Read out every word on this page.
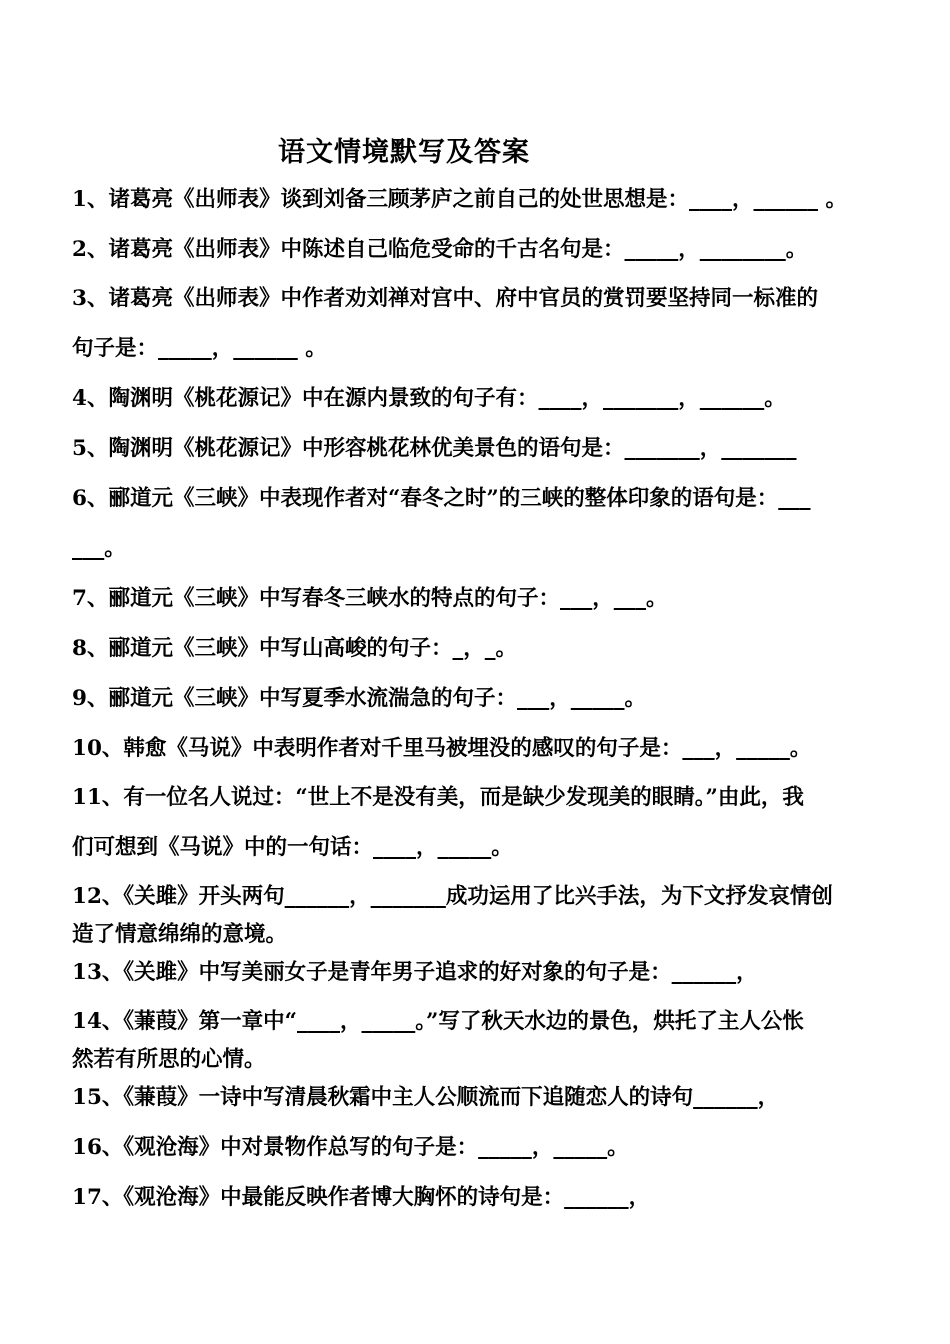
语文情境默写及答案
1、诸葛亮《出师表》谈到刘备三顾茅庐之前自己的处世思想是：____，______ 。
2、诸葛亮《出师表》中陈述自己临危受命的千古名句是：_____，________。
3、诸葛亮《出师表》中作者劝刘禅对宫中、府中官员的赏罚要坚持同一标准的
句子是：_____，______ 。
4、陶渊明《桃花源记》中在源内景致的句子有：____，_______，______。
5、陶渊明《桃花源记》中形容桃花林优美景色的语句是：_______，_______
6、郦道元《三峡》中表现作者对“春冬之时”的三峡的整体印象的语句是：___
___。
7、郦道元《三峡》中写春冬三峡水的特点的句子：___，___。
8、郦道元《三峡》中写山高峻的句子：_，_。
9、郦道元《三峡》中写夏季水流湍急的句子：___，_____。
10、韩愈《马说》中表明作者对千里马被埋没的感叹的句子是：___，_____。
11、有一位名人说过：“世上不是没有美，而是缺少发现美的眼睛。”由此，我
们可想到《马说》中的一句话：____，_____。
12、《关雎》开头两句______，_______成功运用了比兴手法，为下文抒发哀情创
造了情意绵绵的意境。
13、《关雎》中写美丽女子是青年男子追求的好对象的句子是：______，
14、《蒹葭》第一章中“____，_____。”写了秋天水边的景色，烘托了主人公怅
然若有所思的心情。
15、《蒹葭》一诗中写清晨秋霜中主人公顺流而下追随恋人的诗句______，
16、《观沧海》中对景物作总写的句子是：_____，_____。
17、《观沧海》中最能反映作者博大胸怀的诗句是：______，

■ ■ ■ ■ ■

Leave the pictures out and output the rest of the listing exactly.

◆ Complete output
Read out every word on this page.
语文情境默写及答案
1、诸葛亮《出师表》谈到刘备三顾茅庐之前自己的处世思想是：____，______ 。
2、诸葛亮《出师表》中陈述自己临危受命的千古名句是：_____，________。
3、诸葛亮《出师表》中作者劝刘禅对宫中、府中官员的赏罚要坚持同一标准的
句子是：_____，______ 。
4、陶渊明《桃花源记》中在源内景致的句子有：____，_______，______。
5、陶渊明《桃花源记》中形容桃花林优美景色的语句是：_______，_______
6、郦道元《三峡》中表现作者对“春冬之时”的三峡的整体印象的语句是：___
___。
7、郦道元《三峡》中写春冬三峡水的特点的句子：___，___。
8、郦道元《三峡》中写山高峻的句子：_，_。
9、郦道元《三峡》中写夏季水流湍急的句子：___，_____。
10、韩愈《马说》中表明作者对千里马被埋没的感叹的句子是：___，_____。
11、有一位名人说过：“世上不是没有美，而是缺少发现美的眼睛。”由此，我
们可想到《马说》中的一句话：____，_____。
12、《关雎》开头两句______，_______成功运用了比兴手法，为下文抒发哀情创
造了情意绵绵的意境。
13、《关雎》中写美丽女子是青年男子追求的好对象的句子是：______，
14、《蒹葭》第一章中“____，_____。”写了秋天水边的景色，烘托了主人公怅
然若有所思的心情。
15、《蒹葭》一诗中写清晨秋霜中主人公顺流而下追随恋人的诗句______，
16、《观沧海》中对景物作总写的句子是：_____，_____。
17、《观沧海》中最能反映作者博大胸怀的诗句是：______，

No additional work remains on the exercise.